_EXERCISE_
What is the number of lines containing "Опорные"? Give only that number.

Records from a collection

------------------------------------------------------------

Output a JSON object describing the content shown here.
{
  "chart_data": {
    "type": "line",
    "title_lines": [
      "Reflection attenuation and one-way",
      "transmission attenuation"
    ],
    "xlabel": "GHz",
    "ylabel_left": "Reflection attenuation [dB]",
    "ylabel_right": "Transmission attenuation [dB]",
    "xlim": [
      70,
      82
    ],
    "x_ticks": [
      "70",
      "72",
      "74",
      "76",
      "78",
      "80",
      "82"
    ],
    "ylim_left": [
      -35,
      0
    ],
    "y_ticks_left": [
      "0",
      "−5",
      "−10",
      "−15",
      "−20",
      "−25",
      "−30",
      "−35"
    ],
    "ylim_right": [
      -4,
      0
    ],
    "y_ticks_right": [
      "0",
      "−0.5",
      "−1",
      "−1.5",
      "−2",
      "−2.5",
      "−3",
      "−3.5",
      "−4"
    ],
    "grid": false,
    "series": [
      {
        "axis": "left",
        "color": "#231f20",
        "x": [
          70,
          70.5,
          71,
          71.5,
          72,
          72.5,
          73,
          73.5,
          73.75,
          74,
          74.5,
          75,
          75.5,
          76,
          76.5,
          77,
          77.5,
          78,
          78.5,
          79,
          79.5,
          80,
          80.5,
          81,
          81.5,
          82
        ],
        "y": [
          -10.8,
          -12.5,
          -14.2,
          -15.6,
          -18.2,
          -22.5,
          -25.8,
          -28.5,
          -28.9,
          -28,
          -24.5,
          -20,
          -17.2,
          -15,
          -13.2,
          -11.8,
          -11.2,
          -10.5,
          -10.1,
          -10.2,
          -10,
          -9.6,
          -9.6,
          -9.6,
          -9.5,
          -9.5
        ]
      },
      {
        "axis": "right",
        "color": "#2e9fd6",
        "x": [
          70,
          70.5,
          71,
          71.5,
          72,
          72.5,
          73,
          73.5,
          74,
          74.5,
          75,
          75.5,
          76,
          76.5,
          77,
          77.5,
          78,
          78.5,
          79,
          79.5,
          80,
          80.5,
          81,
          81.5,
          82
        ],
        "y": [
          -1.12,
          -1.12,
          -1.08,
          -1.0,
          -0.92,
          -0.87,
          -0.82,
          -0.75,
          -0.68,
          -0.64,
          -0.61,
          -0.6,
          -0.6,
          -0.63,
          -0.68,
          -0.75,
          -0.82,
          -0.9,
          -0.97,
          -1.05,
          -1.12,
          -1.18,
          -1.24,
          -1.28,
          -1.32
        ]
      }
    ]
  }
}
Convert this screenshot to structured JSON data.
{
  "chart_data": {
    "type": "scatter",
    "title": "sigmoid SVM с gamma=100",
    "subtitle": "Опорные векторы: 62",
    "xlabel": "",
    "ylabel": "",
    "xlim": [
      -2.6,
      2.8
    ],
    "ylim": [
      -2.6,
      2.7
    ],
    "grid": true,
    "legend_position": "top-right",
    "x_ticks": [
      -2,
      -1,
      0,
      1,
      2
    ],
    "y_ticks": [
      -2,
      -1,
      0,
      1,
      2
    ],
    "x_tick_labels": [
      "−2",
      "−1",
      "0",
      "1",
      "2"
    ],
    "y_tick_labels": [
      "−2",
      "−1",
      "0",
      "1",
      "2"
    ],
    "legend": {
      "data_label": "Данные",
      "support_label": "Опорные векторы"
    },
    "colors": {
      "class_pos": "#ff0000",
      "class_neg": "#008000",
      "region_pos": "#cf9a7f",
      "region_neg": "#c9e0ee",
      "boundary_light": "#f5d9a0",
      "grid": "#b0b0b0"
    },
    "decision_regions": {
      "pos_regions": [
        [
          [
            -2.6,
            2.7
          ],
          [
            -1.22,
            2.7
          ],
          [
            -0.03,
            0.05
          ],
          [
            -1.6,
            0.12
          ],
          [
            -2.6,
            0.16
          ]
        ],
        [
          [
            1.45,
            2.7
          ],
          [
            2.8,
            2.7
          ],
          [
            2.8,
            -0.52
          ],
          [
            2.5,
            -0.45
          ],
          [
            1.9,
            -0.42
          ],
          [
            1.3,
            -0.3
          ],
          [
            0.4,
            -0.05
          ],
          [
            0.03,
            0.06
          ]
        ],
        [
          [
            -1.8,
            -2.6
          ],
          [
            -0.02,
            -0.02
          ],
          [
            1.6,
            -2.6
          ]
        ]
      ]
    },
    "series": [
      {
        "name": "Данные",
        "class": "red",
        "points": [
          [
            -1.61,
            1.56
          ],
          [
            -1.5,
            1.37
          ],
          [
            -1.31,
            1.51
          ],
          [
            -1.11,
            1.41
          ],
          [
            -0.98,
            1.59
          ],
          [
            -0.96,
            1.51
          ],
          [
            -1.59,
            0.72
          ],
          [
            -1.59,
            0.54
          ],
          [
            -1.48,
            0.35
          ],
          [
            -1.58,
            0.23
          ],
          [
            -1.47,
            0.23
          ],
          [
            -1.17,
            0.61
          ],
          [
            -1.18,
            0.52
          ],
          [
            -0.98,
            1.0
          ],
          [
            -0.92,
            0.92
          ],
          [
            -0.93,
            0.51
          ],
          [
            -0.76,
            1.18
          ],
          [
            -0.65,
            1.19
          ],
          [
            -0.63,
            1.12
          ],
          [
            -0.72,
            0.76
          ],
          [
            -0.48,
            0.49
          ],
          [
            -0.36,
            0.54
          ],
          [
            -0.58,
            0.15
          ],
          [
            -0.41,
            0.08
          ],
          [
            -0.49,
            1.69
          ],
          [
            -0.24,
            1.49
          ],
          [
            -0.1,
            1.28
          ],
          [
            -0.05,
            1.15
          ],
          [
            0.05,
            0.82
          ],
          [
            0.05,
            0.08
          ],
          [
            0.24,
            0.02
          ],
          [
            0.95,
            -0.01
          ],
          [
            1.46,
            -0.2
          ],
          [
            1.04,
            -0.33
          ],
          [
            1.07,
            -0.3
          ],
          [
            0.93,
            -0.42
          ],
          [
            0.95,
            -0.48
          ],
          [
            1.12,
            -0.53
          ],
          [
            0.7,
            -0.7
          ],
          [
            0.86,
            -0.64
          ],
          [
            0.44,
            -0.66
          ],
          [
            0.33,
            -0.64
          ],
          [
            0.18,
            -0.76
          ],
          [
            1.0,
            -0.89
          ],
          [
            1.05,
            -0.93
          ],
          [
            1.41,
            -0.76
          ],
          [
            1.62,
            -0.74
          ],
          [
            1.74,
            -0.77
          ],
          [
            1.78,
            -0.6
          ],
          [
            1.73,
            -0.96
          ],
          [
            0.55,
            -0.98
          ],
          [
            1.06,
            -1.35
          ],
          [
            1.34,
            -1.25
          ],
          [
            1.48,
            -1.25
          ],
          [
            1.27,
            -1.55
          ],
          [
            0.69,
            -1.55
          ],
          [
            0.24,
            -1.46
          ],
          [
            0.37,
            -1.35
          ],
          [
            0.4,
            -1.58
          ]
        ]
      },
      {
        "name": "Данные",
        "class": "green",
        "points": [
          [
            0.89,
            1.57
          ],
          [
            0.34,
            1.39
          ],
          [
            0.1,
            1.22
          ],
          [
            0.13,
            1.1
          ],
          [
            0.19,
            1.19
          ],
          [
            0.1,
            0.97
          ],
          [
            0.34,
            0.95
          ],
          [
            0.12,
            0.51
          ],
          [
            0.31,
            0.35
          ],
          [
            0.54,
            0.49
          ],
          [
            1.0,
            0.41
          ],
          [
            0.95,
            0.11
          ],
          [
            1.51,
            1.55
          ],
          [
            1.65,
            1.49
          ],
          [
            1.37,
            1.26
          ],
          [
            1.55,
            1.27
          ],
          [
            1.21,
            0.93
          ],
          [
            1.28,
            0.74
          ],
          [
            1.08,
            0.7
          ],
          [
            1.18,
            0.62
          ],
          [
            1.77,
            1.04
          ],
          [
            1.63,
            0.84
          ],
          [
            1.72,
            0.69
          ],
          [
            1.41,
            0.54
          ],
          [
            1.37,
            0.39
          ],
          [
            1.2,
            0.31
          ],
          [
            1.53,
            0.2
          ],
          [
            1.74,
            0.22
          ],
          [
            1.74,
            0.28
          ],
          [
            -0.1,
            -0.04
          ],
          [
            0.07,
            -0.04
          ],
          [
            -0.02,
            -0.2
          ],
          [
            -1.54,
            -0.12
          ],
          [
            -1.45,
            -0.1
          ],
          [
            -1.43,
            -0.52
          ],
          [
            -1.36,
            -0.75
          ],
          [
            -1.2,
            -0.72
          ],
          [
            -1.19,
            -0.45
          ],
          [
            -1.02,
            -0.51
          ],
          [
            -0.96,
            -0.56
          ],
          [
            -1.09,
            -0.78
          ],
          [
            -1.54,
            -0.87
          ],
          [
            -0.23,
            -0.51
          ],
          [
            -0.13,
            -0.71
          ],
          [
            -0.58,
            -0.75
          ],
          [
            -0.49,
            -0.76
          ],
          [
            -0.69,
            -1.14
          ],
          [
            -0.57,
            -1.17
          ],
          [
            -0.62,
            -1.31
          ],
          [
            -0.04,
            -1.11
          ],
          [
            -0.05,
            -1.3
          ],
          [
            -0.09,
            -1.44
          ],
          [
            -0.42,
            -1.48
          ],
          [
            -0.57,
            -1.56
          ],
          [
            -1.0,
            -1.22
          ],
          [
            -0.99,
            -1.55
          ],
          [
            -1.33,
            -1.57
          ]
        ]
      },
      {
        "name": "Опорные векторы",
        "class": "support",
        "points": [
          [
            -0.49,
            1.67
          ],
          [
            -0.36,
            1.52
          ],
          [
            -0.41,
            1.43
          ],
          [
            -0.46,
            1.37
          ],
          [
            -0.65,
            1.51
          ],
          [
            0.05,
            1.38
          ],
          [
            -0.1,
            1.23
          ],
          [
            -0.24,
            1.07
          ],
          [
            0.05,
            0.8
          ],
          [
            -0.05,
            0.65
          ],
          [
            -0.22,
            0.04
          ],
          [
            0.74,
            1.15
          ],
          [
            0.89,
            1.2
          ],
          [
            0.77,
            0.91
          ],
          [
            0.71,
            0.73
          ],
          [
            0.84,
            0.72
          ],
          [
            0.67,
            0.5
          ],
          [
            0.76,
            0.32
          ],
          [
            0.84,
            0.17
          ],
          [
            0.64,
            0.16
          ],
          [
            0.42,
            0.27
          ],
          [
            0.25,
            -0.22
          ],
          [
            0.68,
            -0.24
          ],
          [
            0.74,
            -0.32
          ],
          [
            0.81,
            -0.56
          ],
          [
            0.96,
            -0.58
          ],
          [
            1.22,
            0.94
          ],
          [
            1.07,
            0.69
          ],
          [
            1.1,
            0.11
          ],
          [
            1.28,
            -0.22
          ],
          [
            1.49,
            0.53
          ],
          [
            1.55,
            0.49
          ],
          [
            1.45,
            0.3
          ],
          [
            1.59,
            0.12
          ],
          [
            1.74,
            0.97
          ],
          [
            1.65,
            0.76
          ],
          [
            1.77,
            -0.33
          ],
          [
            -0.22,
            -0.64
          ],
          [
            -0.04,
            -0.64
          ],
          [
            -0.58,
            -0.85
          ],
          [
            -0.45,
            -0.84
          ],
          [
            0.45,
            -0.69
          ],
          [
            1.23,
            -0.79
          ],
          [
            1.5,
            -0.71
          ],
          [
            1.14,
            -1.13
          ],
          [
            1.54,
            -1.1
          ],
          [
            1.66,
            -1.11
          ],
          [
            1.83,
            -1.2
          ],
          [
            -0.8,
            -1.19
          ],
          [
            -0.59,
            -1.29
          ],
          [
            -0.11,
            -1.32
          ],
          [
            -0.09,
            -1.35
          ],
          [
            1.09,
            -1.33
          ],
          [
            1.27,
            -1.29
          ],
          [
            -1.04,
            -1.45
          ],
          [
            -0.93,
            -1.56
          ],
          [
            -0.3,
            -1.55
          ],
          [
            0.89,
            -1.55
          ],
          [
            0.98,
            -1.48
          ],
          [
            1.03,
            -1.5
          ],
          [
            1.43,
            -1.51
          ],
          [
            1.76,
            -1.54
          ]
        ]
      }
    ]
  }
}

------------------------------------------------------------

_COMPLETED EXERCISE_
3